▶ Entries shown:

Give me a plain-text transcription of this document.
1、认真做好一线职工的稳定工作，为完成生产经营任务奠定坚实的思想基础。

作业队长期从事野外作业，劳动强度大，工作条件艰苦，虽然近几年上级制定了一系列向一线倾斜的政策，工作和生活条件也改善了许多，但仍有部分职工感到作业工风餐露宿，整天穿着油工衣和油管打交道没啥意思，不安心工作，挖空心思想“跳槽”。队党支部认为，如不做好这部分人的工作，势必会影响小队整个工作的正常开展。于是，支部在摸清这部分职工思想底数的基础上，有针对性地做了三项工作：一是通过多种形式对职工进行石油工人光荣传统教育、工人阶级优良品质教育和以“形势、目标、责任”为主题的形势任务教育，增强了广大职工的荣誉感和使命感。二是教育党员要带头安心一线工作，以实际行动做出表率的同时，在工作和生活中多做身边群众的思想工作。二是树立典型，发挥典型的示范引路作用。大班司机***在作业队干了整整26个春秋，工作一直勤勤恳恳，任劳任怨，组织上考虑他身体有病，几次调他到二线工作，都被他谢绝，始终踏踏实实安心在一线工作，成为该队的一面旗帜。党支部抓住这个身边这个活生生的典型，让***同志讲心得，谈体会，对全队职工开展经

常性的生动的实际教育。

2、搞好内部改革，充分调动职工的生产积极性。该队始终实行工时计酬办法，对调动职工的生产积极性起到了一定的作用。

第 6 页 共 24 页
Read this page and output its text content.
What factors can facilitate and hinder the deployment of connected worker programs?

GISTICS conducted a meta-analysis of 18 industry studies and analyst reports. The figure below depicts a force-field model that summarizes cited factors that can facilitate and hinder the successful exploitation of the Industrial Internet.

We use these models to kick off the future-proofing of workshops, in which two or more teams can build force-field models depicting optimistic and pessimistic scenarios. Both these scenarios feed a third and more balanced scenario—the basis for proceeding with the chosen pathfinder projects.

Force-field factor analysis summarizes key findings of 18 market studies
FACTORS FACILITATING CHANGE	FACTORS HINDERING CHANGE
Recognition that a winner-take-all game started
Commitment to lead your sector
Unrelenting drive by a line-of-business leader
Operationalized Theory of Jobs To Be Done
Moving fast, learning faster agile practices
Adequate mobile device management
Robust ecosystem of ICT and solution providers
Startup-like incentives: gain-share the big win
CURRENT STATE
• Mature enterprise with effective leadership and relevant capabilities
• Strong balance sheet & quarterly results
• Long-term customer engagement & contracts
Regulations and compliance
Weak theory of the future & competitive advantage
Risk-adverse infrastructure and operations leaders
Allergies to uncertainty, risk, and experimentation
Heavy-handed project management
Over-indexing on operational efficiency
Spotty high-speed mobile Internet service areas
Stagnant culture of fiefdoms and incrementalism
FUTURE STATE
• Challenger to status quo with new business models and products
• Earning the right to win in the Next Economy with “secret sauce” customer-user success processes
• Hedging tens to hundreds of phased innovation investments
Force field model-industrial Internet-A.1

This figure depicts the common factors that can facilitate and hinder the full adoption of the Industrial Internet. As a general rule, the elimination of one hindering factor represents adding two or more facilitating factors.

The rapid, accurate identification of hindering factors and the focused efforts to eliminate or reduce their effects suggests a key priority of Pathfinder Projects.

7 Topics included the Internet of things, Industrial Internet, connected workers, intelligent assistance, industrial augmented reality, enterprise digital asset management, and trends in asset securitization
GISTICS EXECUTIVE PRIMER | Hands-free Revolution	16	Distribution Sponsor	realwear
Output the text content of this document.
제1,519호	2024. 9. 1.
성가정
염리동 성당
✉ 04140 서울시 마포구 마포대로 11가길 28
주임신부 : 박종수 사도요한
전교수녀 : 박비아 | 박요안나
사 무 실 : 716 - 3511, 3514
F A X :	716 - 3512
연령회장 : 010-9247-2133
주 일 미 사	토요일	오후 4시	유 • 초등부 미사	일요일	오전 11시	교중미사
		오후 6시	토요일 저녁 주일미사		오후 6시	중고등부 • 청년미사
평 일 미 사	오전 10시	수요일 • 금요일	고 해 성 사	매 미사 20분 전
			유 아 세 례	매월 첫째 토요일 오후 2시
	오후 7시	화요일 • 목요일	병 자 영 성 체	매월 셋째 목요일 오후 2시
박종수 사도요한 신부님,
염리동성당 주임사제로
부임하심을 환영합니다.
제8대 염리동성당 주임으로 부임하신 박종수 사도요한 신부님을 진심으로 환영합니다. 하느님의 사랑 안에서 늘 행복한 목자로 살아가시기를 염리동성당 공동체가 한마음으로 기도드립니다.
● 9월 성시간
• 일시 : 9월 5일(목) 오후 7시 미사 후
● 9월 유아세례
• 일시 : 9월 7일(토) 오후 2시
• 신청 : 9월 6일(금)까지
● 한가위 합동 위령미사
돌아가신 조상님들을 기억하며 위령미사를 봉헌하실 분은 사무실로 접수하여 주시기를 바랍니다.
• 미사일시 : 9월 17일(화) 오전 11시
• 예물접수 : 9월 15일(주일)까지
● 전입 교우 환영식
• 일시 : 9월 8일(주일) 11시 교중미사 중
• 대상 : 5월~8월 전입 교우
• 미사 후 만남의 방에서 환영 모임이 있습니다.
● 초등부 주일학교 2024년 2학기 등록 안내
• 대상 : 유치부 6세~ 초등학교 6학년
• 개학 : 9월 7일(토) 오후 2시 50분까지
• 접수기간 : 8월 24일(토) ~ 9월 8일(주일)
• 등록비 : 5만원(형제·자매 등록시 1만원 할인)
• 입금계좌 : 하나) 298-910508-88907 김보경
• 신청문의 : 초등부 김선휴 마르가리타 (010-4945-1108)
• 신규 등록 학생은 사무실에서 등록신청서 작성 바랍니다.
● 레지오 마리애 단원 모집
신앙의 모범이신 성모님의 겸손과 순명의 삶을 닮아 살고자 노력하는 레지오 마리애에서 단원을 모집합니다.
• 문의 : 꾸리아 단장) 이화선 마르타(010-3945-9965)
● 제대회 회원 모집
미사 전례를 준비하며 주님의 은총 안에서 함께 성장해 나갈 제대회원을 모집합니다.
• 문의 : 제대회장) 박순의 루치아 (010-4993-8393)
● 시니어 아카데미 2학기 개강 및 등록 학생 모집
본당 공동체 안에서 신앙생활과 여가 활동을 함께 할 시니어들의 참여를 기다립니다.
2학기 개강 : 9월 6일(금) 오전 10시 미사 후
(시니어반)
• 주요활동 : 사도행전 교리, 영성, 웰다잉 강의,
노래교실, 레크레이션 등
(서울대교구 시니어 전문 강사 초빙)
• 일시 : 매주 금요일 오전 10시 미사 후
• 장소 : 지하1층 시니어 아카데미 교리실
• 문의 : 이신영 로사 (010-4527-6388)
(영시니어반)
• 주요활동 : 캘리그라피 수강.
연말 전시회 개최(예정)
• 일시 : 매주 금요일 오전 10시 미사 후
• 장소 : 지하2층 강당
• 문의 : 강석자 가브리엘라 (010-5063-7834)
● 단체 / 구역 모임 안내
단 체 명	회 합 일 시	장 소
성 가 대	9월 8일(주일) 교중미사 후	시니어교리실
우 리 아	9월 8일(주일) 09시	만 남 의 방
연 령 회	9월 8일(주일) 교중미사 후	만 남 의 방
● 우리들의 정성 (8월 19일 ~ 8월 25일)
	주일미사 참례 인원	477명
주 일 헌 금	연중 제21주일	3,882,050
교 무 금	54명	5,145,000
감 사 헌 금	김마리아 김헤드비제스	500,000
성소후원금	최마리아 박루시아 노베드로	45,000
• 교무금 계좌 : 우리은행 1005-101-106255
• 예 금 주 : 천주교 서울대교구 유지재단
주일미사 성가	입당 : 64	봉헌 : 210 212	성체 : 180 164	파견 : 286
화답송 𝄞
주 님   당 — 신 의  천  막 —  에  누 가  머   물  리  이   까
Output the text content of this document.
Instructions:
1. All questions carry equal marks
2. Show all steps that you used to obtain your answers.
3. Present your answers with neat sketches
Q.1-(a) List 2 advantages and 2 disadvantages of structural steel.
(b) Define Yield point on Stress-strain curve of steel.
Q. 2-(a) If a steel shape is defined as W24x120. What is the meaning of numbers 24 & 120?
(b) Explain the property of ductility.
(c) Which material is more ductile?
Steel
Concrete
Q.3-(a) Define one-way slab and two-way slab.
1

▶ What needs to be done:
Gather all lines of the records that include the word "business".

▶ Answer in full:
Unrelenting drive by a line-of-business leader
• Challenger to status quo with new business models and products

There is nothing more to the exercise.